▸ Dataset excerpt

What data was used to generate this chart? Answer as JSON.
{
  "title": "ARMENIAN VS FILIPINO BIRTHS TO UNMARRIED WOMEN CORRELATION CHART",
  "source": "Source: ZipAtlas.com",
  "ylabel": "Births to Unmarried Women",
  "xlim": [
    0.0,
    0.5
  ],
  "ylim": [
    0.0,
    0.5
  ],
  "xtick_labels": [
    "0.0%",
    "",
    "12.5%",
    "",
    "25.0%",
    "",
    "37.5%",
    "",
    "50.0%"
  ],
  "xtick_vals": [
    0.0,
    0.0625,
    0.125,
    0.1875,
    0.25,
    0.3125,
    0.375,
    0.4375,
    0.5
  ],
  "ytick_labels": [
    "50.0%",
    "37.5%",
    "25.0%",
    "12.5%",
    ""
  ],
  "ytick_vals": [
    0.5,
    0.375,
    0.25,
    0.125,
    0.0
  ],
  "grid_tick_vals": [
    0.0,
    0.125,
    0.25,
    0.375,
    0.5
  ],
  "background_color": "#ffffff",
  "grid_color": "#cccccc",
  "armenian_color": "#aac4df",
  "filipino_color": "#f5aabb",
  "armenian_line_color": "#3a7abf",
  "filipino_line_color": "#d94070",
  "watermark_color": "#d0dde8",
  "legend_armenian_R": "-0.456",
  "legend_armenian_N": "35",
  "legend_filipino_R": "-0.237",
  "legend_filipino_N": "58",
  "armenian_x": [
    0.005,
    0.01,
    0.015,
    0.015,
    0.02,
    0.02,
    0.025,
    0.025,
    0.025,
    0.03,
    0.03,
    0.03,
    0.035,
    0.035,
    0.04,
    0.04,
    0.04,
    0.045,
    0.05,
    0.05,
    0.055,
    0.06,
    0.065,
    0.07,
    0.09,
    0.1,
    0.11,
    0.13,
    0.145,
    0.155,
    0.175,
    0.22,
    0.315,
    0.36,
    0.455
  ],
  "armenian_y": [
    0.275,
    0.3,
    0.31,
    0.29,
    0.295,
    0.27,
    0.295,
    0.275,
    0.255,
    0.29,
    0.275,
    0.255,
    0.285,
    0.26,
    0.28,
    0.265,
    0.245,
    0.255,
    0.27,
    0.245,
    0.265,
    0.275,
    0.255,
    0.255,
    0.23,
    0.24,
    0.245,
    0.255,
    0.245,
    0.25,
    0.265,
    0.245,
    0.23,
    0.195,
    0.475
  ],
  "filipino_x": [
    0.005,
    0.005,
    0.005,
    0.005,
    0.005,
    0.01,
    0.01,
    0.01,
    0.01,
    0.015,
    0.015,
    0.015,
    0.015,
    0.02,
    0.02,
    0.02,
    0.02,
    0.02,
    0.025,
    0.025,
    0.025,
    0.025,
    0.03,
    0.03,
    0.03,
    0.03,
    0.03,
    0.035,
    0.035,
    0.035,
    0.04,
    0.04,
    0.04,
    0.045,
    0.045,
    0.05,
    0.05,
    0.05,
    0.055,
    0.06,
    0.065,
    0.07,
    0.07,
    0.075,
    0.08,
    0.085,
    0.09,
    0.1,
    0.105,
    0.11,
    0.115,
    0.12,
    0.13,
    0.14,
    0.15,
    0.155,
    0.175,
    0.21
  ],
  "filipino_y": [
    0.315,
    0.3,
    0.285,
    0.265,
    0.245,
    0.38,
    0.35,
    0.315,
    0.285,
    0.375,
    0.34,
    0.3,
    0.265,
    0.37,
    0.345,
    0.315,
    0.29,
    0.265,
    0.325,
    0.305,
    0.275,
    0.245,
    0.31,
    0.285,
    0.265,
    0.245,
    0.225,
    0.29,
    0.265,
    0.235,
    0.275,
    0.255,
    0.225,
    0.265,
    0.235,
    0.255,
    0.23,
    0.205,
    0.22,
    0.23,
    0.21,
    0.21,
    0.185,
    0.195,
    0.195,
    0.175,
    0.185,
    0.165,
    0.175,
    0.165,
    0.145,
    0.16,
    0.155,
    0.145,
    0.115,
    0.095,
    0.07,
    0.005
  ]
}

▸ SHORT EXERCISE
Extract every entry above as it appears.

▸ FULL ANSWER
What data was used to generate this chart? Answer as JSON.
{
  "title": "ARMENIAN VS FILIPINO BIRTHS TO UNMARRIED WOMEN CORRELATION CHART",
  "source": "Source: ZipAtlas.com",
  "ylabel": "Births to Unmarried Women",
  "xlim": [
    0.0,
    0.5
  ],
  "ylim": [
    0.0,
    0.5
  ],
  "xtick_labels": [
    "0.0%",
    "",
    "12.5%",
    "",
    "25.0%",
    "",
    "37.5%",
    "",
    "50.0%"
  ],
  "xtick_vals": [
    0.0,
    0.0625,
    0.125,
    0.1875,
    0.25,
    0.3125,
    0.375,
    0.4375,
    0.5
  ],
  "ytick_labels": [
    "50.0%",
    "37.5%",
    "25.0%",
    "12.5%",
    ""
  ],
  "ytick_vals": [
    0.5,
    0.375,
    0.25,
    0.125,
    0.0
  ],
  "grid_tick_vals": [
    0.0,
    0.125,
    0.25,
    0.375,
    0.5
  ],
  "background_color": "#ffffff",
  "grid_color": "#cccccc",
  "armenian_color": "#aac4df",
  "filipino_color": "#f5aabb",
  "armenian_line_color": "#3a7abf",
  "filipino_line_color": "#d94070",
  "watermark_color": "#d0dde8",
  "legend_armenian_R": "-0.456",
  "legend_armenian_N": "35",
  "legend_filipino_R": "-0.237",
  "legend_filipino_N": "58",
  "armenian_x": [
    0.005,
    0.01,
    0.015,
    0.015,
    0.02,
    0.02,
    0.025,
    0.025,
    0.025,
    0.03,
    0.03,
    0.03,
    0.035,
    0.035,
    0.04,
    0.04,
    0.04,
    0.045,
    0.05,
    0.05,
    0.055,
    0.06,
    0.065,
    0.07,
    0.09,
    0.1,
    0.11,
    0.13,
    0.145,
    0.155,
    0.175,
    0.22,
    0.315,
    0.36,
    0.455
  ],
  "armenian_y": [
    0.275,
    0.3,
    0.31,
    0.29,
    0.295,
    0.27,
    0.295,
    0.275,
    0.255,
    0.29,
    0.275,
    0.255,
    0.285,
    0.26,
    0.28,
    0.265,
    0.245,
    0.255,
    0.27,
    0.245,
    0.265,
    0.275,
    0.255,
    0.255,
    0.23,
    0.24,
    0.245,
    0.255,
    0.245,
    0.25,
    0.265,
    0.245,
    0.23,
    0.195,
    0.475
  ],
  "filipino_x": [
    0.005,
    0.005,
    0.005,
    0.005,
    0.005,
    0.01,
    0.01,
    0.01,
    0.01,
    0.015,
    0.015,
    0.015,
    0.015,
    0.02,
    0.02,
    0.02,
    0.02,
    0.02,
    0.025,
    0.025,
    0.025,
    0.025,
    0.03,
    0.03,
    0.03,
    0.03,
    0.03,
    0.035,
    0.035,
    0.035,
    0.04,
    0.04,
    0.04,
    0.045,
    0.045,
    0.05,
    0.05,
    0.05,
    0.055,
    0.06,
    0.065,
    0.07,
    0.07,
    0.075,
    0.08,
    0.085,
    0.09,
    0.1,
    0.105,
    0.11,
    0.115,
    0.12,
    0.13,
    0.14,
    0.15,
    0.155,
    0.175,
    0.21
  ],
  "filipino_y": [
    0.315,
    0.3,
    0.285,
    0.265,
    0.245,
    0.38,
    0.35,
    0.315,
    0.285,
    0.375,
    0.34,
    0.3,
    0.265,
    0.37,
    0.345,
    0.315,
    0.29,
    0.265,
    0.325,
    0.305,
    0.275,
    0.245,
    0.31,
    0.285,
    0.265,
    0.245,
    0.225,
    0.29,
    0.265,
    0.235,
    0.275,
    0.255,
    0.225,
    0.265,
    0.235,
    0.255,
    0.23,
    0.205,
    0.22,
    0.23,
    0.21,
    0.21,
    0.185,
    0.195,
    0.195,
    0.175,
    0.185,
    0.165,
    0.175,
    0.165,
    0.145,
    0.16,
    0.155,
    0.145,
    0.115,
    0.095,
    0.07,
    0.005
  ]
}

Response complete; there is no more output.